### MATERIAL SHOWN ###
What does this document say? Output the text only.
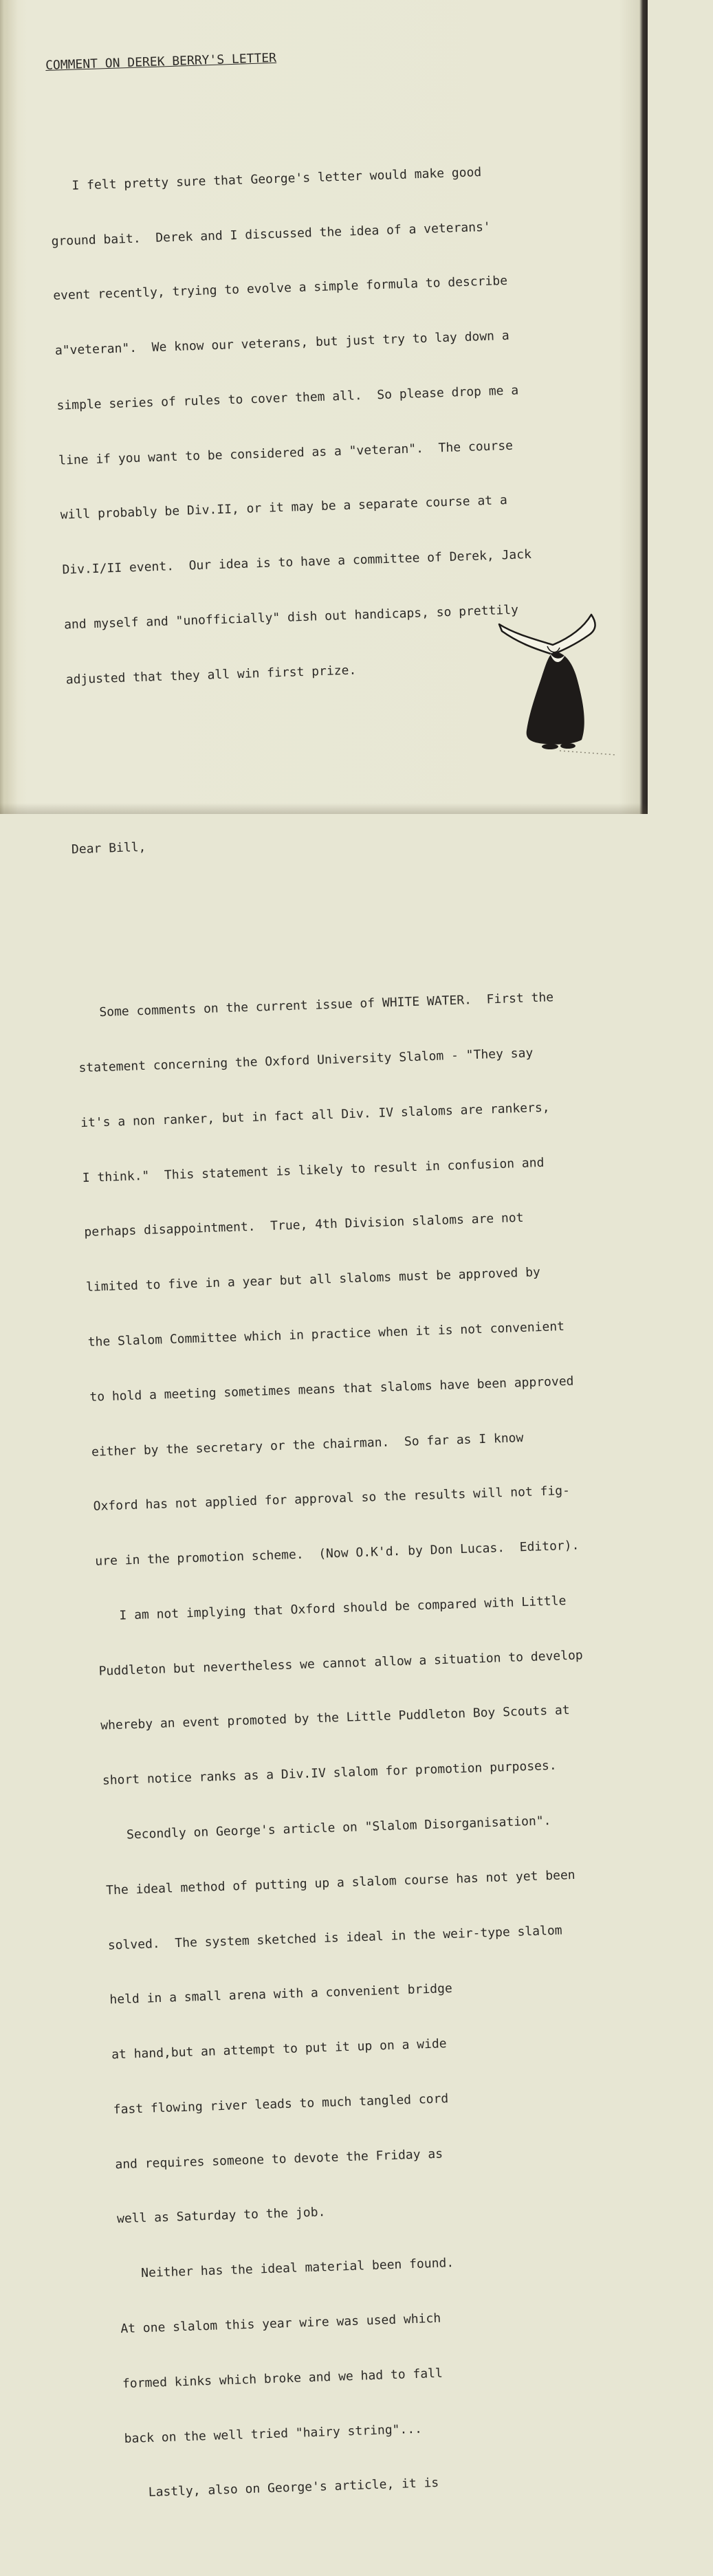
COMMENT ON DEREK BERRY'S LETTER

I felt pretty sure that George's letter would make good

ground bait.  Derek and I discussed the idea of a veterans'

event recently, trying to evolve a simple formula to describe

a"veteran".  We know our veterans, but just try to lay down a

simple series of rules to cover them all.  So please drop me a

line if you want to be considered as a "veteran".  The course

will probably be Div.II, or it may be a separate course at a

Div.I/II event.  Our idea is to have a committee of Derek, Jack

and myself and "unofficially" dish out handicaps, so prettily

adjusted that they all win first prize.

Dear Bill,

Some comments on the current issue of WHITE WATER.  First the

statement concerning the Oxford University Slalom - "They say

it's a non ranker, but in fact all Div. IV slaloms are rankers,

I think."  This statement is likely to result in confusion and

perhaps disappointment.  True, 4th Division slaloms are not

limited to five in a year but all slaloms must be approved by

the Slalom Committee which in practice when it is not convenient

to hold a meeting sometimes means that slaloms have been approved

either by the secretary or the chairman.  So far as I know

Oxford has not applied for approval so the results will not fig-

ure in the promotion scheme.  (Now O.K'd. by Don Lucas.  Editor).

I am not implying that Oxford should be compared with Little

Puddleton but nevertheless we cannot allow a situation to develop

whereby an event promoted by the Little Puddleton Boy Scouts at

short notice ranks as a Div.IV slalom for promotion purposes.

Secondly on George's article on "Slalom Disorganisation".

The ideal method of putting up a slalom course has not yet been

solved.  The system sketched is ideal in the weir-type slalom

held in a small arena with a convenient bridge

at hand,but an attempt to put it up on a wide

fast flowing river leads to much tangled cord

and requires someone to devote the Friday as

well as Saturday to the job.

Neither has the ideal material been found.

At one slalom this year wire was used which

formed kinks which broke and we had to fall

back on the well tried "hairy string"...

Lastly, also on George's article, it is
###
EXERCISE PROMPT: Write out the records above once more, word for word, with no pictures.

RESPONSE TO THE TASK:
What does this document say? Output the text only.
COMMENT ON DEREK BERRY'S LETTER

I felt pretty sure that George's letter would make good

ground bait.  Derek and I discussed the idea of a veterans'

event recently, trying to evolve a simple formula to describe

a"veteran".  We know our veterans, but just try to lay down a

simple series of rules to cover them all.  So please drop me a

line if you want to be considered as a "veteran".  The course

will probably be Div.II, or it may be a separate course at a

Div.I/II event.  Our idea is to have a committee of Derek, Jack

and myself and "unofficially" dish out handicaps, so prettily

adjusted that they all win first prize.

Dear Bill,

Some comments on the current issue of WHITE WATER.  First the

statement concerning the Oxford University Slalom - "They say

it's a non ranker, but in fact all Div. IV slaloms are rankers,

I think."  This statement is likely to result in confusion and

perhaps disappointment.  True, 4th Division slaloms are not

limited to five in a year but all slaloms must be approved by

the Slalom Committee which in practice when it is not convenient

to hold a meeting sometimes means that slaloms have been approved

either by the secretary or the chairman.  So far as I know

Oxford has not applied for approval so the results will not fig-

ure in the promotion scheme.  (Now O.K'd. by Don Lucas.  Editor).

I am not implying that Oxford should be compared with Little

Puddleton but nevertheless we cannot allow a situation to develop

whereby an event promoted by the Little Puddleton Boy Scouts at

short notice ranks as a Div.IV slalom for promotion purposes.

Secondly on George's article on "Slalom Disorganisation".

The ideal method of putting up a slalom course has not yet been

solved.  The system sketched is ideal in the weir-type slalom

held in a small arena with a convenient bridge

at hand,but an attempt to put it up on a wide

fast flowing river leads to much tangled cord

and requires someone to devote the Friday as

well as Saturday to the job.

Neither has the ideal material been found.

At one slalom this year wire was used which

formed kinks which broke and we had to fall

back on the well tried "hairy string"...

Lastly, also on George's article, it is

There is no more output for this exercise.